REQUEST – Report the number of lines containing "FRASS", with no other words.

ROWS –
——————

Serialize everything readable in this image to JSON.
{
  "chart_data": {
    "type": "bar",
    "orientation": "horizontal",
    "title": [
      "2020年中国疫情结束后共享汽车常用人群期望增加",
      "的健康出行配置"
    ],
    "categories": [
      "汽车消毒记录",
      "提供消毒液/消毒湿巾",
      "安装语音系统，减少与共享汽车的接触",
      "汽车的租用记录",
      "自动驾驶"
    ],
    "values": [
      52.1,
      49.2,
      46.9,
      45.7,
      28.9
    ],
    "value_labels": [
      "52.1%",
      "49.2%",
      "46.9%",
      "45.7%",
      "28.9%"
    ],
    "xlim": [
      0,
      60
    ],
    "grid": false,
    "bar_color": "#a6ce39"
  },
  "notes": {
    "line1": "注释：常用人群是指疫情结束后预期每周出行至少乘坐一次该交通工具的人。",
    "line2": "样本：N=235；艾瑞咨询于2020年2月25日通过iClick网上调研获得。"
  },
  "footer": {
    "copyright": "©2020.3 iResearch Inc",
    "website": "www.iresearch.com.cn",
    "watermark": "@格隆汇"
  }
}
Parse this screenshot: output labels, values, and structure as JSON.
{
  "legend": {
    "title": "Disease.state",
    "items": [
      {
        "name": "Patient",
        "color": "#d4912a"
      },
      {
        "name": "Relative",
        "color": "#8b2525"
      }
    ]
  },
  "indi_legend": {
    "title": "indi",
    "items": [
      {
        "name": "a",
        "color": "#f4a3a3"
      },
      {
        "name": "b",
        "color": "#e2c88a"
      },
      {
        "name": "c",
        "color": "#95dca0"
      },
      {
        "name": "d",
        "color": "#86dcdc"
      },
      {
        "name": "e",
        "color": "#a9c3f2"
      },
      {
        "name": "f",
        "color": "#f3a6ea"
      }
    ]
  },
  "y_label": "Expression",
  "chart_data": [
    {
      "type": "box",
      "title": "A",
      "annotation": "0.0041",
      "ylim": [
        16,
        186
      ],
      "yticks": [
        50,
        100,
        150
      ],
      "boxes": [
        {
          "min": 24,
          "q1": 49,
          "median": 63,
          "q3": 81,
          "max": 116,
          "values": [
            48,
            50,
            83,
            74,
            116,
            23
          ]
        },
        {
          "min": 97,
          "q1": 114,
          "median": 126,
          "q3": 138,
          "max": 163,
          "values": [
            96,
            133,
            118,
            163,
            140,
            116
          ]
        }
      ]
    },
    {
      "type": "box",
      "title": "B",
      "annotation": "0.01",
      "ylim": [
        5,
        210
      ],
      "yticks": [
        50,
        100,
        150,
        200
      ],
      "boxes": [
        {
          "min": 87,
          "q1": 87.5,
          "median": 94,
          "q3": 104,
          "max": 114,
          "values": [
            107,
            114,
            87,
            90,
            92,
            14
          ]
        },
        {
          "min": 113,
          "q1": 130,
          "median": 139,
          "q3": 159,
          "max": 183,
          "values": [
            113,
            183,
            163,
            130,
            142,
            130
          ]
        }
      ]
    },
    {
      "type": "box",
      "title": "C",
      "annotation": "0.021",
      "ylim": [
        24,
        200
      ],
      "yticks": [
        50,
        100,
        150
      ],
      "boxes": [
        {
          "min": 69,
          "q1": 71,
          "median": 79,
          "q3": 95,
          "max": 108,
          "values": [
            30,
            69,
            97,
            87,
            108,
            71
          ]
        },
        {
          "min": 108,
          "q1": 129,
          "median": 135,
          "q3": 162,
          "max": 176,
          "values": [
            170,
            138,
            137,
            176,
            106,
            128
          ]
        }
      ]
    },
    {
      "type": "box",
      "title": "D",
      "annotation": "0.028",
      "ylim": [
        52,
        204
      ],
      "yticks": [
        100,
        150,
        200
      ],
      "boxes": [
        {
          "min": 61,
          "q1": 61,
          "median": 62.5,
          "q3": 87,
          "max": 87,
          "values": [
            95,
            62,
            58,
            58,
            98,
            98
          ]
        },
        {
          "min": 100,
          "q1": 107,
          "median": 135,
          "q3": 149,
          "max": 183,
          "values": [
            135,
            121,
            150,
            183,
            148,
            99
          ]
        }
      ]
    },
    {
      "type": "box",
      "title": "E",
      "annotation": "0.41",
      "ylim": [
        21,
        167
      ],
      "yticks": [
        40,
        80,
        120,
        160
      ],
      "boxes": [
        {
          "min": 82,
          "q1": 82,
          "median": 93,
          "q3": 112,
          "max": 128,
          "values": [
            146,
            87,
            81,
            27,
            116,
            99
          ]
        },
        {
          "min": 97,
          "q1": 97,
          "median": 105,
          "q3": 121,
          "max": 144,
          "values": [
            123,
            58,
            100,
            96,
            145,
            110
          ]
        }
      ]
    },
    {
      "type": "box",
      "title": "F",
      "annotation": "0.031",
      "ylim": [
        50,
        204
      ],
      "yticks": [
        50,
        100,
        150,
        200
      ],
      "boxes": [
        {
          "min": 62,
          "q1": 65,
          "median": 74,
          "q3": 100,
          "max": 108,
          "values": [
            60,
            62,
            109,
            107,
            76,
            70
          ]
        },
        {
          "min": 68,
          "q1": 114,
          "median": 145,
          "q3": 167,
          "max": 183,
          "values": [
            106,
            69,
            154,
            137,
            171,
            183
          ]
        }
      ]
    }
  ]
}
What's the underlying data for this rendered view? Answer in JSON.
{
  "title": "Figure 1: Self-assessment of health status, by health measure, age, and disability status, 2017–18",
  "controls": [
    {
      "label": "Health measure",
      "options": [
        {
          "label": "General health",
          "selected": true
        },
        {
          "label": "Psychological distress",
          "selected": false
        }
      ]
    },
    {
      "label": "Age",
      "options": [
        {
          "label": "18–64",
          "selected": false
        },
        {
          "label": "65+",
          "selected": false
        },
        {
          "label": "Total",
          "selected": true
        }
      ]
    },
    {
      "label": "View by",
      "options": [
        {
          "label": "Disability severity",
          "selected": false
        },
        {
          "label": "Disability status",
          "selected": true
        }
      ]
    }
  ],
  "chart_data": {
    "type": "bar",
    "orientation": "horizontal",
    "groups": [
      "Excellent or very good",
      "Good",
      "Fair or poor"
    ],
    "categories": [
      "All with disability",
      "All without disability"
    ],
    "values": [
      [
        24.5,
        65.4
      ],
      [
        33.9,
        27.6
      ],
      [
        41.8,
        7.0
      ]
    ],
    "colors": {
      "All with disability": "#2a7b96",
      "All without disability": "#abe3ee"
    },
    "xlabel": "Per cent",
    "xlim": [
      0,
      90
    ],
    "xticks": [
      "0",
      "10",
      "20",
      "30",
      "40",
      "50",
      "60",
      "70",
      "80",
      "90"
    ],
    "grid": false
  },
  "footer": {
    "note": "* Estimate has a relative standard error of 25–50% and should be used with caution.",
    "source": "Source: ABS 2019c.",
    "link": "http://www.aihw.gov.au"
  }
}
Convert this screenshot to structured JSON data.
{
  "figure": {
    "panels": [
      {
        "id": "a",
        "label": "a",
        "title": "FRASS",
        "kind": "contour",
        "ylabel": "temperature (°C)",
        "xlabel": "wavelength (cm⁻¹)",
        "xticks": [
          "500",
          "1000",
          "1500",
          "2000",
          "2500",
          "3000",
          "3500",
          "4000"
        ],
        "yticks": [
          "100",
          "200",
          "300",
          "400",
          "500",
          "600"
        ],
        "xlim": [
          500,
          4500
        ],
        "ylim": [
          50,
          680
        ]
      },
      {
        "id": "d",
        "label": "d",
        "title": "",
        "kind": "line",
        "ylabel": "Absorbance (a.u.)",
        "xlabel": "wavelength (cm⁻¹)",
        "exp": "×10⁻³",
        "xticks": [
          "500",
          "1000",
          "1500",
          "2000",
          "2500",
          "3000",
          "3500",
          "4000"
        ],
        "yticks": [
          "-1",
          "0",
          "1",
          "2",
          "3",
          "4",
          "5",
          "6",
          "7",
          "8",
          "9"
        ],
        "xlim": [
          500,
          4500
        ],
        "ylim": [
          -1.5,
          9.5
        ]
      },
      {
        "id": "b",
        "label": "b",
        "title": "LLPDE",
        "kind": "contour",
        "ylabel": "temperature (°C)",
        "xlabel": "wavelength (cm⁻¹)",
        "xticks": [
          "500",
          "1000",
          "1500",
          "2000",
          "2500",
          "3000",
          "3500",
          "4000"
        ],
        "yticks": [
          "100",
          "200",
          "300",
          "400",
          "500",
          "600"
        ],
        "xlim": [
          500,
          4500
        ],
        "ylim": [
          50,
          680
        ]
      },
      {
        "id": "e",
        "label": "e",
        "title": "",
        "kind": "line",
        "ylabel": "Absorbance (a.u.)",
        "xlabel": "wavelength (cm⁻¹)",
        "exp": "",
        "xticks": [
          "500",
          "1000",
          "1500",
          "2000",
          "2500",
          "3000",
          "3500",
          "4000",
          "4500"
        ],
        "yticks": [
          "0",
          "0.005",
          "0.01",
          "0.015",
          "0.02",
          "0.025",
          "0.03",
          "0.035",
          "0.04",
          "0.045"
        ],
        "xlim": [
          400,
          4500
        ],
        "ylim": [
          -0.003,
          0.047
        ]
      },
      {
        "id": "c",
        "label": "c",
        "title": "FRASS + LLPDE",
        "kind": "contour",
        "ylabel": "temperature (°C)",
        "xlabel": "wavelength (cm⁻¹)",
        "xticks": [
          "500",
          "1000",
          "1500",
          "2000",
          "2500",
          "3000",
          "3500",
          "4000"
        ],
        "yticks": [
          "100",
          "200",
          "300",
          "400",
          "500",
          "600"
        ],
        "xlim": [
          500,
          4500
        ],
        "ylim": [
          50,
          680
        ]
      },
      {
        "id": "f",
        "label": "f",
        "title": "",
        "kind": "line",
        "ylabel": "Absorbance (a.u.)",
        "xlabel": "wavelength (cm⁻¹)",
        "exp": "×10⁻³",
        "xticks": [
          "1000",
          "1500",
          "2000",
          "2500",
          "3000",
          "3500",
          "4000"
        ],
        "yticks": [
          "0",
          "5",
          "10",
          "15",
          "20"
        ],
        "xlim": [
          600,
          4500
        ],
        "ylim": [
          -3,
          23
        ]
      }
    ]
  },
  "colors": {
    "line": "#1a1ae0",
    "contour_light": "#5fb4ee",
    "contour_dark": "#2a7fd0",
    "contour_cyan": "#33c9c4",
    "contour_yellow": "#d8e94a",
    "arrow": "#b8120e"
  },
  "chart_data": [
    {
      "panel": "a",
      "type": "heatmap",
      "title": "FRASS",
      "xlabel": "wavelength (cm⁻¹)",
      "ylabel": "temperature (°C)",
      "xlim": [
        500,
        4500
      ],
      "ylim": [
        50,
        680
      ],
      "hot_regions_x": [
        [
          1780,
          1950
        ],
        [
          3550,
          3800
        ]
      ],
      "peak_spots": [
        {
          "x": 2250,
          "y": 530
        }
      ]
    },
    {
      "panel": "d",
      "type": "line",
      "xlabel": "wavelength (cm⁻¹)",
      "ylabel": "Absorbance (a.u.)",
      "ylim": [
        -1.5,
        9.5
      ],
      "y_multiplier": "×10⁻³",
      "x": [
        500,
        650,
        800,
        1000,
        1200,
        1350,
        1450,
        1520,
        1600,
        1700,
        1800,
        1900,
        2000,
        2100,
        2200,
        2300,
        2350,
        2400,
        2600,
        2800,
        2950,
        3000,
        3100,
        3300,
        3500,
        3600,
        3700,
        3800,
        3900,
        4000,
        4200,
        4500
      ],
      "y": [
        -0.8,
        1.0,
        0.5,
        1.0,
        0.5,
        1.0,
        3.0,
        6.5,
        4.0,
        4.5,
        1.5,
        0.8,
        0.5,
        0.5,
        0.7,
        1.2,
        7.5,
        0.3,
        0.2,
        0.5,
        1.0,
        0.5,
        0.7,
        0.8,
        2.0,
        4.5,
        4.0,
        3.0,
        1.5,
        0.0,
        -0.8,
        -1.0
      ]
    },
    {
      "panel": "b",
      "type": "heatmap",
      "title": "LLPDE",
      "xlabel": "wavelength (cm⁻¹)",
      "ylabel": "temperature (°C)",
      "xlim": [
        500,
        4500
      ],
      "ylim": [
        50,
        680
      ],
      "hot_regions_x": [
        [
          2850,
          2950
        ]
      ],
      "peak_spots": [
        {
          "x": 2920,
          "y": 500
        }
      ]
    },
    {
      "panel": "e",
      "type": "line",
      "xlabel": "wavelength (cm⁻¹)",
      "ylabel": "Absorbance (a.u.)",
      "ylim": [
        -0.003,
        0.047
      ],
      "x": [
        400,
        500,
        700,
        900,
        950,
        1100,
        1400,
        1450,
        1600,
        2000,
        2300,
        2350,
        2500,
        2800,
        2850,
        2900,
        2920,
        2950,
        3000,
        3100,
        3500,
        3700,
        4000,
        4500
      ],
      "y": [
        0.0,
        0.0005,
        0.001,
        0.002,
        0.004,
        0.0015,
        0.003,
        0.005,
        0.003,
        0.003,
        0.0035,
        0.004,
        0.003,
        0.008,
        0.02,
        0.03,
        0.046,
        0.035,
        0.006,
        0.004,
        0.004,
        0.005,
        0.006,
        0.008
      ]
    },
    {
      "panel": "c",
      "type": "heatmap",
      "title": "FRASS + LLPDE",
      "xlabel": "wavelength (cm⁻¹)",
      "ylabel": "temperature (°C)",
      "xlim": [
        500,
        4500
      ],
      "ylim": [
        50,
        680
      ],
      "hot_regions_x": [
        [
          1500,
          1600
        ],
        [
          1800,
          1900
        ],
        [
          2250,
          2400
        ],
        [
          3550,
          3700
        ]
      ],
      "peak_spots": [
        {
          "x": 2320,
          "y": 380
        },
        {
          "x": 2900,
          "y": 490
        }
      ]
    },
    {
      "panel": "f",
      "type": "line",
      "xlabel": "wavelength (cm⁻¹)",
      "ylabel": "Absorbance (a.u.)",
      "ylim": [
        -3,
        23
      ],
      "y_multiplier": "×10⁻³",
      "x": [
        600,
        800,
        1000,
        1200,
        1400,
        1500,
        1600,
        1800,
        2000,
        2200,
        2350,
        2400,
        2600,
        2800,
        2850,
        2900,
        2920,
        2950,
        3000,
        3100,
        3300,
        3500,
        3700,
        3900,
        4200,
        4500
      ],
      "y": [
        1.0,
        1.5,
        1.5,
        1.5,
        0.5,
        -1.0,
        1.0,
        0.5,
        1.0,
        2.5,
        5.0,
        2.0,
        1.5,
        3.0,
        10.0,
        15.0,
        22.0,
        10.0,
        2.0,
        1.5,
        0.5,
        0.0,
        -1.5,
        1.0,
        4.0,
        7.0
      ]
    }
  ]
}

——————

SOLUTION FOR THIS TASK – 4